-- BEGIN Exercise data --

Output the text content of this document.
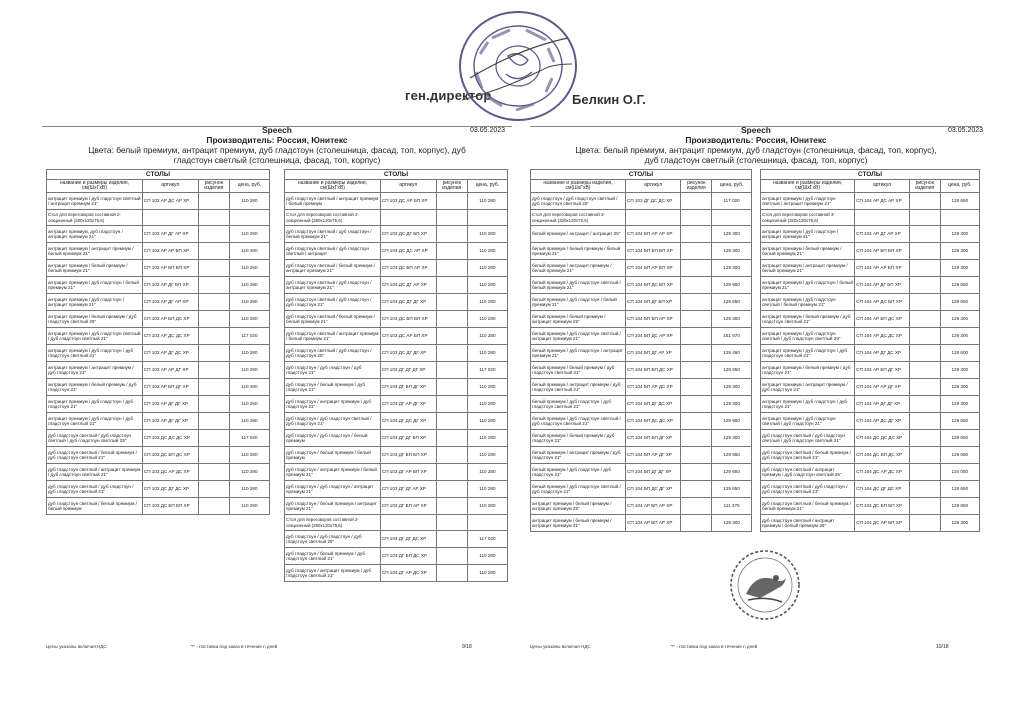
ген.директор	Белкин О.Г.
Speech
Производитель: Россия, Юнитекс
Цвета: белый премиум, антрацит премиум, дуб гладстоун (столешница, фасад, топ, корпус), дуб гладстоун светлый (столешница, фасад, топ, корпус)
03.05.2023
СТОЛЫ			
название и размеры изделия, см(ШхГхВ)	артикул	рисунок изделия	цена, руб.
антрацит премиум / дуб гладстоун светлый / антрацит премиум 21"	СП 103 АР ДС АР ХР		110 280
Стол для переговоров составной 2-секционный (280х120х75,6)			
антрацит премиум, дуб гладстоун / антрацит премиум 21"	СП 103 АР ДГ АР ХР		110 280
антрацит премиум / антрацит премиум / белый премиум 21"	СП 103 АР АР БП ХР		110 280
антрацит премиум / белый премиум / белый премиум 21"	СП 103 АР БП БП ХР		110 280
антрацит премиум / дуб гладстоун / белый премиум 21"	СП 103 АР ДГ БП ХР		110 280
антрацит премиум / дуб гладстоун / антрацит премиум 21"	СП 103 АР ДГ АР ХР		110 280
антрацит премиум / белый премиум / дуб гладстоун светлый 25"	СП 103 АР БП ДС ХР		110 280
антрацит премиум / дуб гладстоун светлый / дуб гладстоун светлый 21"	СП 103 АР ДС ДС ХР		117 020
антрацит премиум / дуб гладстоун / дуб гладстоун светлый 21"	СП 103 АР ДГ ДС ХР		110 280
антрацит премиум / антрацит премиум / дуб гладстоун 21"	СП 103 АР АР ДГ ХР		110 280
антрацит премиум / белый премиум / дуб гладстоун 21"	СП 103 АР БП ДГ ХР		110 280
антрацит премиум / дуб гладстоун / дуб гладстоун 21"	СП 103 АР ДГ ДГ ХР		110 280
антрацит премиум / дуб гладстоун / дуб гладстоун светлый 21"	СП 103 АР ДГ ДГ ХР		110 280
дуб гладстоун светлый / дуб гладстоун светлый / дуб гладстоун светлый 25"	СП 103 ДС ДС ДС ХР		117 020
дуб гладстоун светлый / белый премиум / дуб гладстоун светлый 21"	СП 103 ДС БП ДС ХР		110 280
дуб гладстоун светлый / антрацит премиум / дуб гладстоун светлый 21"	СП 103 ДС АР ДС ХР		110 280
дуб гладстоун светлый / дуб гладстоун / дуб гладстоун светлый 21"	СП 103 ДС ДГ ДС ХР		110 280
дуб гладстоун светлый / белый премиум / белый премиум	СП 103 ДС БП БП ХР		110 280
СТОЛЫ			
название и размеры изделия, см(ШхГхВ)	артикул	рисунок изделия	цена, руб.
дуб гладстоун светлый / антрацит премиум / белый премиум	СП 103 ДС АР БП ХР		110 280
Стол для переговоров составной 2-секционный (280х120х75,6)			
дуб гладстоун светлый / дуб гладстоун / белый премиум 21"	СП 103 ДС ДГ БП ХР		110 280
дуб гладстоун светлый / дуб гладстоун светлый / антрацит	СП 103 ДС ДС АР ХР		110 280
дуб гладстоун светлый / белый премиум / антрацит премиум 21"	СП 103 ДС БП АР ХР		110 280
дуб гладстоун светлый / дуб гладстоун / антрацит премиум 21"	СП 103 ДС ДГ АР ХР		110 280
дуб гладстоун светлый / дуб гладстоун / дуб гладстоун 21"	СП 103 ДС ДГ ДГ ХР		110 280
дуб гладстоун светлый / белый премиум / белый премиум 21"	СП 103 ДС БП БП ХР		110 280
дуб гладстоун светлый / антрацит премиум / белый премиум 21"	СП 103 ДС АР БП ХР		110 280
дуб гладстоун светлый / дуб гладстоун / дуб гладстоун 25"	СП 103 ДС ДГ ДГ ХР		110 280
дуб гладстоун / дуб гладстоун / дуб гладстоун 21"	СП 103 ДГ ДГ ДГ ХР		117 020
дуб гладстоун / белый премиум / дуб гладстоун 21"	СП 103 ДГ БП ДГ ХР		110 280
дуб гладстоун / антрацит премиум / дуб гладстоун 21"	СП 103 ДГ АР ДГ ХР		110 280
дуб гладстоун / дуб гладстоун светлый / дуб гладстоун 21"	СП 103 ДГ ДС ДГ ХР		110 280
дуб гладстоун / дуб гладстоун / белый премиум	СП 103 ДГ ДГ БП ХР		110 280
дуб гладстоун / белый премиум / белый премиум	СП 103 ДГ БП БП ХР		110 280
дуб гладстоун / антрацит премиум / белый премиум 21"	СП 103 ДГ АР БП ХР		110 280
дуб гладстоун / дуб гладстоун / антрацит премиум 21"	СП 103 ДГ ДГ АР ХР		110 280
дуб гладстоун / белый премиум / антрацит премиум 21"	СП 103 ДГ БП АР ХР		110 280
Стол для переговоров составной 2-секционный (280х120х75,6)			
дуб гладстоун / дуб гладстоун / дуб гладстоун светлый 25"	СП 103 ДГ ДГ ДС ХР		117 020
дуб гладстоун / белый премиум / дуб гладстоун светлый 21"	СП 103 ДГ БП ДС ХР		110 280
дуб гладстоун / антрацит премиум / дуб гладстоун светлый 21"	СП 103 ДГ АР ДС ХР		110 280
Цены указаны включая НДС	"*" - поставка под заказ в течение n дней	9/18
Speech
Производитель: Россия, Юнитекс
Цвета: белый премиум, антрацит премиум, дуб гладстоун (столешница, фасад, топ, корпус), дуб гладстоун светлый (столешница, фасад, топ, корпус)
03.05.2023
СТОЛЫ			
название и размеры изделия, см(ШхГхВ)	артикул	рисунок изделия	цена, руб.
дуб гладстоун / дуб гладстоун светлый / дуб гладстоун светлый 25"	СП 103 ДГ ДС ДС ХР		117 020
Стол для переговоров составной 3-секционный (320х120х75,6)			
белый премиум / антрацит / антрацит 25"	СП 104 БП АР АР ХР		129 300
белый премиум / белый премиум / белый премиум 21"	СП 104 БП БП БП ХР		129 300
белый премиум / антрацит премиум / белый премиум 21"	СП 104 БП АР БП ХР		129 300
белый премиум / дуб гладстоун светлый / белый премиум 21"	СП 104 БП ДС БП ХР		129 650
белый премиум / дуб гладстоун / белый премиум 21"	СП 104 БП ДГ БП ХР		129 650
белый премиум / белый премиум / антрацит премиум 25"	СП 104 БП БП АР ХР		129 300
белый премиум / дуб гладстоун светлый / антрацит премиум 21"	СП 104 БП ДС АР ХР		151 670
белый премиум / дуб гладстоун / антрацит премиум 21"	СП 104 БП ДГ АР ХР		129 490
белый премиум / белый премиум / дуб гладстоун светлый 21"	СП 104 БП БП ДС ХР		129 650
белый премиум / антрацит премиум / дуб гладстоун светлый 21"	СП 104 БП АР ДС ХР		129 300
белый премиум / дуб гладстоун / дуб гладстоун светлый 21"	СП 104 БП ДГ ДС ХР		129 300
белый премиум / дуб гладстоун светлый / дуб гладстоун светлый 21"	СП 104 БП ДС ДС ХР		129 650
белый премиум / белый премиум / дуб гладстоун 21"	СП 104 БП БП ДГ ХР		129 300
белый премиум / антрацит премиум / дуб гладстоун 21"	СП 104 БП АР ДГ ХР		129 650
белый премиум / дуб гладстоун / дуб гладстоун 21"	СП 104 БП ДГ ДГ ХР		129 650
белый премиум / дуб гладстоун светлый / дуб гладстоун 21"	СП 104 БП ДС ДГ ХР		129 650
антрацит премиум / белый премиум / антрацит премиум 25"	СП 104 АР БП АР ХР		111 370
антрацит премиум / белый премиум / антрацит премиум 21"	СП 104 АР БП АР ХР		129 300
СТОЛЫ			
название и размеры изделия, см(ШхГхВ)	артикул	рисунок изделия	цена, руб.
антрацит премиум / дуб гладстоун светлый / антрацит премиум 21"	СП 104 АР ДС АР ХР		129 650
Стол для переговоров составной 3-секционный (320х120х75,6)			
антрацит премиум / дуб гладстоун / антрацит премиум 21"	СП 104 АР ДГ АР ХР		129 300
антрацит премиум / белый премиум / белый премиум 21"	СП 104 АР БП БП ХР		129 300
антрацит премиум / антрацит премиум / белый премиум 21"	СП 104 АР АР БП ХР		129 300
антрацит премиум / дуб гладстоун / белый премиум 21"	СП 104 АР ДГ БП ХР		129 650
антрацит премиум / дуб гладстоун светлый / белый премиум 21"	СП 104 АР ДС БП ХР		129 650
антрацит премиум / белый премиум / дуб гладстоун светлый 21"	СП 104 АР БП ДС ХР		129 300
антрацит премиум / дуб гладстоун светлый / дуб гладстоун светлый 25"	СП 104 АР ДС ДС ХР		129 300
антрацит премиум / дуб гладстоун / дуб гладстоун светлый 21"	СП 104 АР ДГ ДС ХР		129 600
антрацит премиум / белый премиум / дуб гладстоун 21"	СП 104 АР БП ДГ ХР		129 300
антрацит премиум / антрацит премиум / дуб гладстоун 21"	СП 104 АР АР ДГ ХР		129 300
антрацит премиум / дуб гладстоун / дуб гладстоун 21"	СП 104 АР ДГ ДГ ХР		129 300
антрацит премиум / дуб гладстоун светлый / дуб гладстоун 21"	СП 104 АР ДС ДГ ХР		129 650
дуб гладстоун светлый / дуб гладстоун светлый / дуб гладстоун светлый 21"	СП 104 ДС ДС ДС ХР		129 650
дуб гладстоун светлый / белый премиум / дуб гладстоун светлый 21"	СП 104 ДС БП ДС ХР		129 650
дуб гладстоун светлый / антрацит премиум / дуб гладстоун светлый 25"	СП 104 ДС АР ДС ХР		134 050
дуб гладстоун светлый / дуб гладстоун / дуб гладстоун светлый 21"	СП 104 ДС ДГ ДС ХР		129 650
дуб гладстоун светлый / белый премиум / белый премиум 21"	СП 104 ДС БП БП ХР		129 650
дуб гладстоун светлый / антрацит премиум / белый премиум 25"	СП 104 ДС АР БП ХР		129 300
Цены указаны включая НДС	"*" - поставка под заказ в течение n дней	10/18
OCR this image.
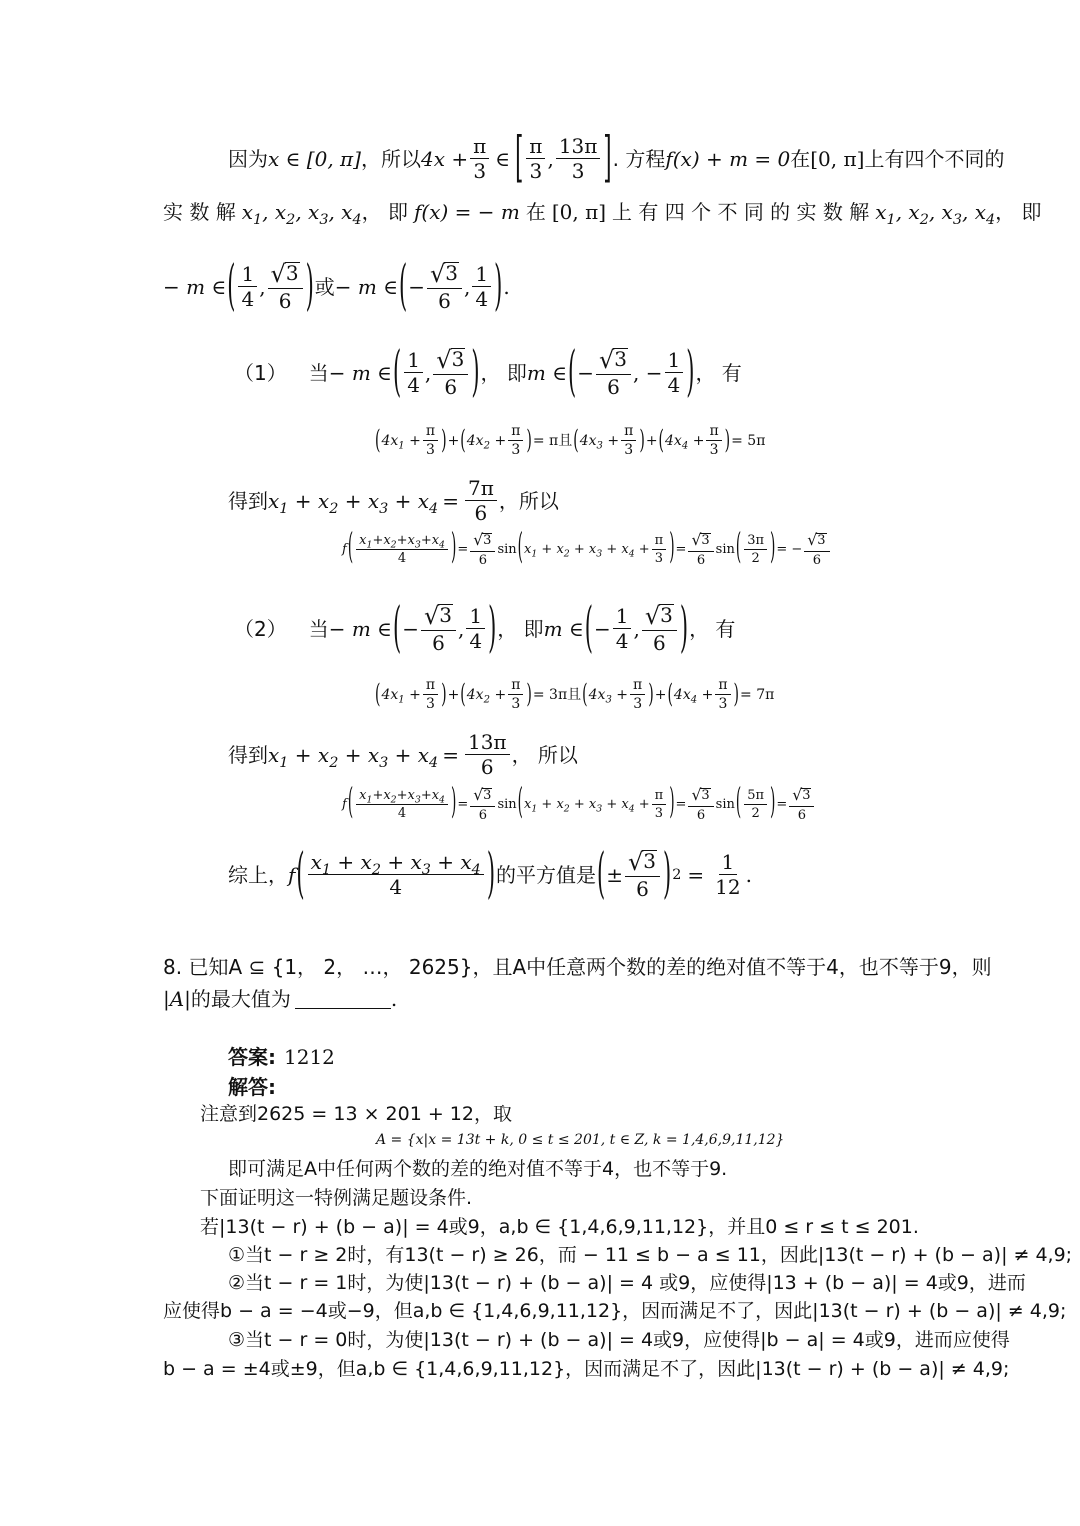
因为 x ∈ [0, π] ，所以 $4x + \frac{\pi}{3}$ ∈ [ $\frac{\pi}{3}$ , $\frac{13\pi}{3}$ ] . 方程 f(x) + m = 0 在 [0, π] 上有四个不同的
实 数 解 $x_1$, $x_2$, $x_3$, $x_4$ ， 即 f(x) = − m 在 [0, π] 上 有 四 个 不 同 的 实 数 解 $x_1$, $x_2$, $x_3$, $x_4$ ， 即
− m ∈ ( $\frac{1}{4}$ , $\frac{√ 3}{6}$ ) 或 − m ∈ ( − $\frac{√ 3}{6}$ , $\frac{1}{4}$ ) .
（1） 当 − m ∈ ( $\frac{1}{4}$ , $\frac{√ 3}{6}$ ) ， 即 m ∈ ( − $\frac{√ 3}{6}$ , − $\frac{1}{4}$ ) ， 有
( $4x_1 + \frac{\pi}{3}$ ) + ( $4x_2 + \frac{\pi}{3}$ ) = π 且 ( $4x_3 + \frac{\pi}{3}$ ) + ( $4x_4 + \frac{\pi}{3}$ ) = 5π
得到 $x_1 + x_2 + x_3 + x_4 = \frac{7\pi}{6}$ ，所以
f ( $\frac{x_1+x_2+x_3+x_4}{4}$ ) = $\frac{√ 3}{6}$ sin ( $x_1 + x_2 + x_3 + x_4 + \frac{\pi}{3}$ ) = $\frac{√ 3}{6}$ sin ( $\frac{3\pi}{2}$ ) = − $\frac{√ 3}{6}$
（2） 当 − m ∈ ( − $\frac{√ 3}{6}$ , $\frac{1}{4}$ ) ， 即 m ∈ ( − $\frac{1}{4}$ , $\frac{√ 3}{6}$ ) ， 有
( $4x_1 + \frac{\pi}{3}$ ) + ( $4x_2 + \frac{\pi}{3}$ ) = 3π 且 ( $4x_3 + \frac{\pi}{3}$ ) + ( $4x_4 + \frac{\pi}{3}$ ) = 7π
得到 $x_1 + x_2 + x_3 + x_4 = \frac{13\pi}{6}$ ， 所以
f ( $\frac{x_1+x_2+x_3+x_4}{4}$ ) = $\frac{√ 3}{6}$ sin ( $x_1 + x_2 + x_3 + x_4 + \frac{\pi}{3}$ ) = $\frac{√ 3}{6}$ sin ( $\frac{5\pi}{2}$ ) = $\frac{√ 3}{6}$
综上， f ( $\frac{x_1 + x_2 + x_3 + x_4}{4}$ ) 的平方值是 ( ± $\frac{√ 3}{6}$ ) $2 = \frac{1}{12}$ .
8. 已知A ⊆ {1， 2， …， 2625}，且A中任意两个数的差的绝对值不等于4，也不等于9，则
|A| 的最大值为	.
答案: 1212
解答:
注意到2625 = 13 × 201 + 12，取
A = {x|x = 13t + k, 0 ≤ t ≤ 201, t ∈ Z, k = 1,4,6,9,11,12}
即可满足A中任何两个数的差的绝对值不等于4，也不等于9.
下面证明这一特例满足题设条件.
若|13(t − r) + (b − a)| = 4或9，a,b ∈ {1,4,6,9,11,12}，并且0 ≤ r ≤ t ≤ 201.
①当t − r ≥ 2时，有13(t − r) ≥ 26，而 − 11 ≤ b − a ≤ 11，因此|13(t − r) + (b − a)| ≠ 4,9;
②当t − r = 1时，为使|13(t − r) + (b − a)| = 4 或9，应使得|13 + (b − a)| = 4或9，进而
应使得b − a = −4或−9，但a,b ∈ {1,4,6,9,11,12}，因而满足不了，因此|13(t − r) + (b − a)| ≠ 4,9;
③当t − r = 0时，为使|13(t − r) + (b − a)| = 4或9，应使得|b − a| = 4或9，进而应使得
b − a = ±4或±9，但a,b ∈ {1,4,6,9,11,12}，因而满足不了，因此|13(t − r) + (b − a)| ≠ 4,9;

-- END Exercise data --

### Task description
Using the records given above, list every line that includes the word "указаны".

### Answer to this problem
Цены указаны включая НДС	"*" - поставка под заказ в течение n дней	9/18
Цены указаны включая НДС	"*" - поставка под заказ в течение n дней	10/18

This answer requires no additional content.